[Entries taken from a collection]
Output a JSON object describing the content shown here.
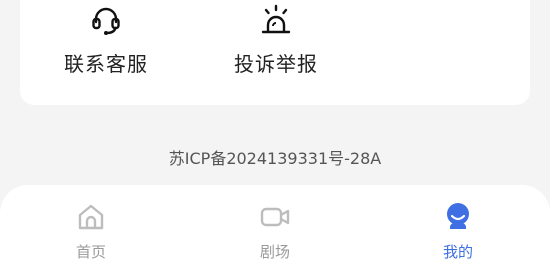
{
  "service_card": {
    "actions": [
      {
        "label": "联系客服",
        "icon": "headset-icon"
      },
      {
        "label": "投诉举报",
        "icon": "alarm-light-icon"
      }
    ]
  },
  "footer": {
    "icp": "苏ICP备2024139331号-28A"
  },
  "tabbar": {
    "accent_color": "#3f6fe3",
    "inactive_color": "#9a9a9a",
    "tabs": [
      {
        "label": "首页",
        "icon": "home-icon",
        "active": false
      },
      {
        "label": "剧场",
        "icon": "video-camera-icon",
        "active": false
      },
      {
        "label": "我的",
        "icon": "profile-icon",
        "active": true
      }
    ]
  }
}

* * *

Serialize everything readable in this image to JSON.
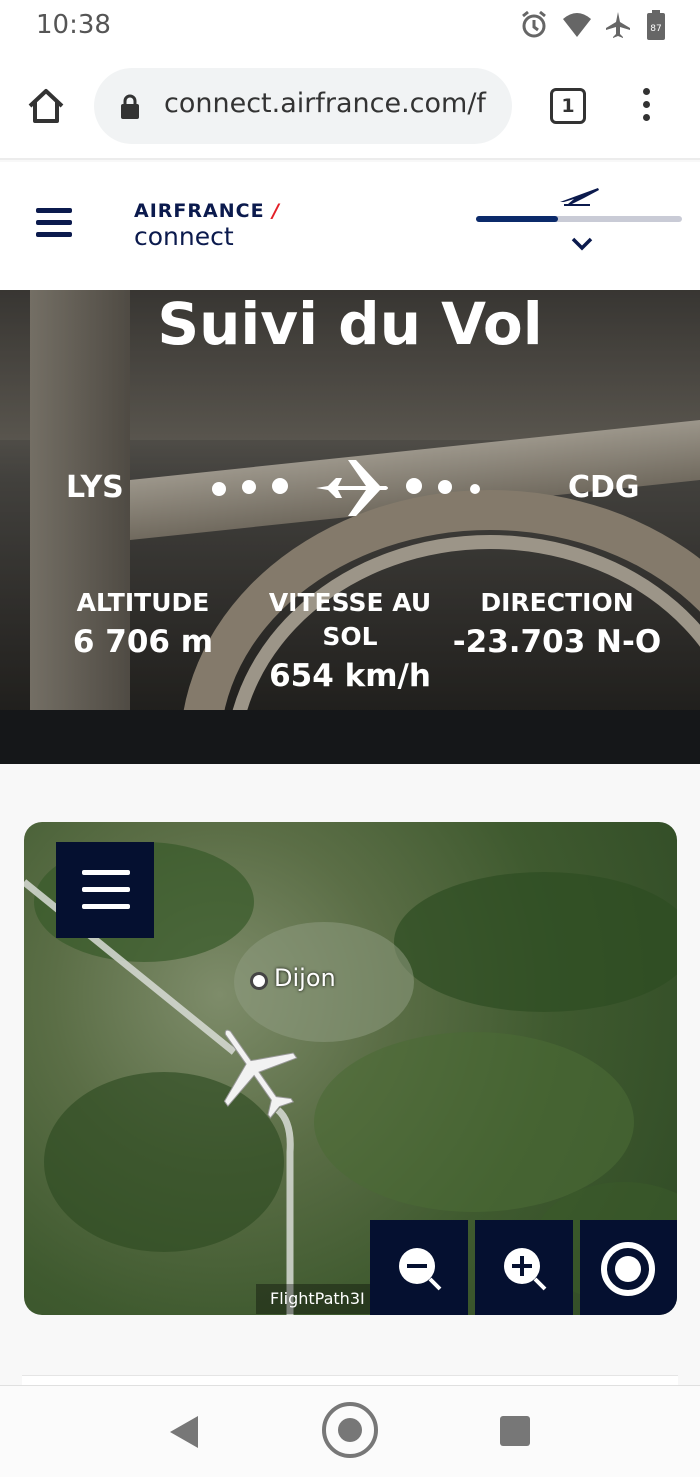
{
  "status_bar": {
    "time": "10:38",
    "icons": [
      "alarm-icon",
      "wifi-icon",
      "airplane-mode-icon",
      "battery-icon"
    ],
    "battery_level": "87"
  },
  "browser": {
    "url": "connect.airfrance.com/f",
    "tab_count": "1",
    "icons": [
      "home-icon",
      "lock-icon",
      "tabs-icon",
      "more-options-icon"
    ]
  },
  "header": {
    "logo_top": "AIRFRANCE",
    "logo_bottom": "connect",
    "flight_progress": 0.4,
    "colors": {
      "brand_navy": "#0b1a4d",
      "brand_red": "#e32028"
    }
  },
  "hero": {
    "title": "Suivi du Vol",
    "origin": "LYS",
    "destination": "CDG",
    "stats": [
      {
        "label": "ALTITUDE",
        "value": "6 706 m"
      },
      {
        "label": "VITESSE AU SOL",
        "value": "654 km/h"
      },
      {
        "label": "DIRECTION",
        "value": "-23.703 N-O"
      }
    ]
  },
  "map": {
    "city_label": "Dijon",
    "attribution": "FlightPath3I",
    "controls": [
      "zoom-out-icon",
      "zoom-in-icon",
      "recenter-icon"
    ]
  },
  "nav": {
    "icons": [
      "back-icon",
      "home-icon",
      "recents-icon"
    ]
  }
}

* * *

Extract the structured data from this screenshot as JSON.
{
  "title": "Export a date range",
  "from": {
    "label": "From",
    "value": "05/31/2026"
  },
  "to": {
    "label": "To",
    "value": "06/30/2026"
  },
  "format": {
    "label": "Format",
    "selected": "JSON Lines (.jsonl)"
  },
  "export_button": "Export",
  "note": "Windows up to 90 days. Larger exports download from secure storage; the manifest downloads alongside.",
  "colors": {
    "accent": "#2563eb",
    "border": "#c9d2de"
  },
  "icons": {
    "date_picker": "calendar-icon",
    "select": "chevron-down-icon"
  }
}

▸ **WHAT THIS TASK INVOLVES**
Find and copy each line above that includes the string "title".

▸ **TASK SOLUTION**
    "title": "Suivi du Vol",
  "title": "Export a date range",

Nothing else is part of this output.